====== LISTED ENTRIES

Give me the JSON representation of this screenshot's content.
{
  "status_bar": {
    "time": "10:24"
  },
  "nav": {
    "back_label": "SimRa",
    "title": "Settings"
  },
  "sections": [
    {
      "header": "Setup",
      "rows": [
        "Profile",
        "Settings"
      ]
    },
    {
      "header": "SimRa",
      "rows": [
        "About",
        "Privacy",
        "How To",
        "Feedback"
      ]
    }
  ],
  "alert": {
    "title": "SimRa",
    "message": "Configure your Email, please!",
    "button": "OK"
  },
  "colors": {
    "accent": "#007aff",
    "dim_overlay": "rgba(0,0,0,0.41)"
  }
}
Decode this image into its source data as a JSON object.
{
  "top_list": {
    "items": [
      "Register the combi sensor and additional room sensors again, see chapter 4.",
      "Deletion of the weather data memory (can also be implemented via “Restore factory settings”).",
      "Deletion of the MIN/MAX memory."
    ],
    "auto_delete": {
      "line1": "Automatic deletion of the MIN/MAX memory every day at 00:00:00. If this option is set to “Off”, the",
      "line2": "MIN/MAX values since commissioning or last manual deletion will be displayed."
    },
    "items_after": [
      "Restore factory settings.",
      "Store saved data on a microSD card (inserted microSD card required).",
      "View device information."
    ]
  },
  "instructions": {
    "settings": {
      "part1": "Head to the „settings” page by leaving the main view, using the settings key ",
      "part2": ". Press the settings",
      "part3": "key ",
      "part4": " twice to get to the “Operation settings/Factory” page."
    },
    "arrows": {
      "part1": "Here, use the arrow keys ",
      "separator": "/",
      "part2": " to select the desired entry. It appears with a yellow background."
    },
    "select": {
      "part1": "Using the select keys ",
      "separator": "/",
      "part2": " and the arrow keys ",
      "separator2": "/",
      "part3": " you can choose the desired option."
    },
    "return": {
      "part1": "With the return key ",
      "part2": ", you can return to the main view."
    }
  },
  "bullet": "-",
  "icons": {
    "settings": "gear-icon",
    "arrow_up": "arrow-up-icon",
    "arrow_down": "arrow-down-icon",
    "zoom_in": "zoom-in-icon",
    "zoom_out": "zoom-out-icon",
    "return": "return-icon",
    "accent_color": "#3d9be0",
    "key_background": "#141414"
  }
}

============

Return each line of the records above exactly as it reads.

- **OUTPUT**:
Give me the JSON representation of this screenshot's content.
{
  "status_bar": {
    "time": "10:24"
  },
  "nav": {
    "back_label": "SimRa",
    "title": "Settings"
  },
  "sections": [
    {
      "header": "Setup",
      "rows": [
        "Profile",
        "Settings"
      ]
    },
    {
      "header": "SimRa",
      "rows": [
        "About",
        "Privacy",
        "How To",
        "Feedback"
      ]
    }
  ],
  "alert": {
    "title": "SimRa",
    "message": "Configure your Email, please!",
    "button": "OK"
  },
  "colors": {
    "accent": "#007aff",
    "dim_overlay": "rgba(0,0,0,0.41)"
  }
}
Decode this image into its source data as a JSON object.
{
  "top_list": {
    "items": [
      "Register the combi sensor and additional room sensors again, see chapter 4.",
      "Deletion of the weather data memory (can also be implemented via “Restore factory settings”).",
      "Deletion of the MIN/MAX memory."
    ],
    "auto_delete": {
      "line1": "Automatic deletion of the MIN/MAX memory every day at 00:00:00. If this option is set to “Off”, the",
      "line2": "MIN/MAX values since commissioning or last manual deletion will be displayed."
    },
    "items_after": [
      "Restore factory settings.",
      "Store saved data on a microSD card (inserted microSD card required).",
      "View device information."
    ]
  },
  "instructions": {
    "settings": {
      "part1": "Head to the „settings” page by leaving the main view, using the settings key ",
      "part2": ". Press the settings",
      "part3": "key ",
      "part4": " twice to get to the “Operation settings/Factory” page."
    },
    "arrows": {
      "part1": "Here, use the arrow keys ",
      "separator": "/",
      "part2": " to select the desired entry. It appears with a yellow background."
    },
    "select": {
      "part1": "Using the select keys ",
      "separator": "/",
      "part2": " and the arrow keys ",
      "separator2": "/",
      "part3": " you can choose the desired option."
    },
    "return": {
      "part1": "With the return key ",
      "part2": ", you can return to the main view."
    }
  },
  "bullet": "-",
  "icons": {
    "settings": "gear-icon",
    "arrow_up": "arrow-up-icon",
    "arrow_down": "arrow-down-icon",
    "zoom_in": "zoom-in-icon",
    "zoom_out": "zoom-out-icon",
    "return": "return-icon",
    "accent_color": "#3d9be0",
    "key_background": "#141414"
  }
}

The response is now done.